TASK DIRECTIONS>
Using the data below, repeat all of it precisely.

GIVEN INFORMATION>
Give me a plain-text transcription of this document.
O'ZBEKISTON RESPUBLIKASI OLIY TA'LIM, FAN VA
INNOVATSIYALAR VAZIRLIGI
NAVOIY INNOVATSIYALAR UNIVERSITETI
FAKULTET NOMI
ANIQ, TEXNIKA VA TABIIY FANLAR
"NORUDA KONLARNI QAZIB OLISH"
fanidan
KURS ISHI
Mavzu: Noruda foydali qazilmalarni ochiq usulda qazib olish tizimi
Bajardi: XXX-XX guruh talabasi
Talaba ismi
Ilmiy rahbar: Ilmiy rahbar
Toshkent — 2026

SOLUTION FOR THIS EXERCISE>
Give me a plain-text transcription of this document.
O'ZBEKISTON RESPUBLIKASI OLIY TA'LIM, FAN VA
INNOVATSIYALAR VAZIRLIGI
NAVOIY INNOVATSIYALAR UNIVERSITETI
FAKULTET NOMI
ANIQ, TEXNIKA VA TABIIY FANLAR
"NORUDA KONLARNI QAZIB OLISH"
fanidan
KURS ISHI
Mavzu: Noruda foydali qazilmalarni ochiq usulda qazib olish tizimi
Bajardi: XXX-XX guruh talabasi
Talaba ismi
Ilmiy rahbar: Ilmiy rahbar
Toshkent — 2026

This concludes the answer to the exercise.